Reproduce the listing below without any change.

• _RECORD EXCERPTS_:
========
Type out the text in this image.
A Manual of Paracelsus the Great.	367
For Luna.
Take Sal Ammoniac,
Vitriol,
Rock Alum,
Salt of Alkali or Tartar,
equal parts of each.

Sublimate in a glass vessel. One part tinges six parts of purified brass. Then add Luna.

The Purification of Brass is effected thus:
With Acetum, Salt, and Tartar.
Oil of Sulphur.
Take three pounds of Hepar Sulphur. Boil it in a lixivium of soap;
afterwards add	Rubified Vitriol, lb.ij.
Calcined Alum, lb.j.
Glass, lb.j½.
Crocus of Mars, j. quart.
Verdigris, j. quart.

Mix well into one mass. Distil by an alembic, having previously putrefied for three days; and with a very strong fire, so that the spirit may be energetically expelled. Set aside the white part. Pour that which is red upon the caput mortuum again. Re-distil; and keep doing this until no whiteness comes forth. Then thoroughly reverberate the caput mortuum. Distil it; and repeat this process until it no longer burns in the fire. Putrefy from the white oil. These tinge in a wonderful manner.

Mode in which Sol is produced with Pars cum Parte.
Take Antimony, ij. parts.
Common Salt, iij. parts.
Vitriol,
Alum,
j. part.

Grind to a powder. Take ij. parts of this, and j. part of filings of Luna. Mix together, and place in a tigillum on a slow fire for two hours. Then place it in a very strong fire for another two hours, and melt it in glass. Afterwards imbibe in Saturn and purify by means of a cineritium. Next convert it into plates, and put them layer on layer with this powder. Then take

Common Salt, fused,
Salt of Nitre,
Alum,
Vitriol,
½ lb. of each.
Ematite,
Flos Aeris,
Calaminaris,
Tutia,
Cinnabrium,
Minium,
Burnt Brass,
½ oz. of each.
========
• _WRITTEN RESPONSE_:
Type out the text in this image.
A Manual of Paracelsus the Great.	367
For Luna.
Take Sal Ammoniac,
Vitriol,
Rock Alum,
Salt of Alkali or Tartar,
equal parts of each.

Sublimate in a glass vessel. One part tinges six parts of purified brass. Then add Luna.

The Purification of Brass is effected thus:
With Acetum, Salt, and Tartar.
Oil of Sulphur.
Take three pounds of Hepar Sulphur. Boil it in a lixivium of soap;
afterwards add	Rubified Vitriol, lb.ij.
Calcined Alum, lb.j.
Glass, lb.j½.
Crocus of Mars, j. quart.
Verdigris, j. quart.

Mix well into one mass. Distil by an alembic, having previously putrefied for three days; and with a very strong fire, so that the spirit may be energetically expelled. Set aside the white part. Pour that which is red upon the caput mortuum again. Re-distil; and keep doing this until no whiteness comes forth. Then thoroughly reverberate the caput mortuum. Distil it; and repeat this process until it no longer burns in the fire. Putrefy from the white oil. These tinge in a wonderful manner.

Mode in which Sol is produced with Pars cum Parte.
Take Antimony, ij. parts.
Common Salt, iij. parts.
Vitriol,
Alum,
j. part.

Grind to a powder. Take ij. parts of this, and j. part of filings of Luna. Mix together, and place in a tigillum on a slow fire for two hours. Then place it in a very strong fire for another two hours, and melt it in glass. Afterwards imbibe in Saturn and purify by means of a cineritium. Next convert it into plates, and put them layer on layer with this powder. Then take

Common Salt, fused,
Salt of Nitre,
Alum,
Vitriol,
½ lb. of each.
Ematite,
Flos Aeris,
Calaminaris,
Tutia,
Cinnabrium,
Minium,
Burnt Brass,
½ oz. of each.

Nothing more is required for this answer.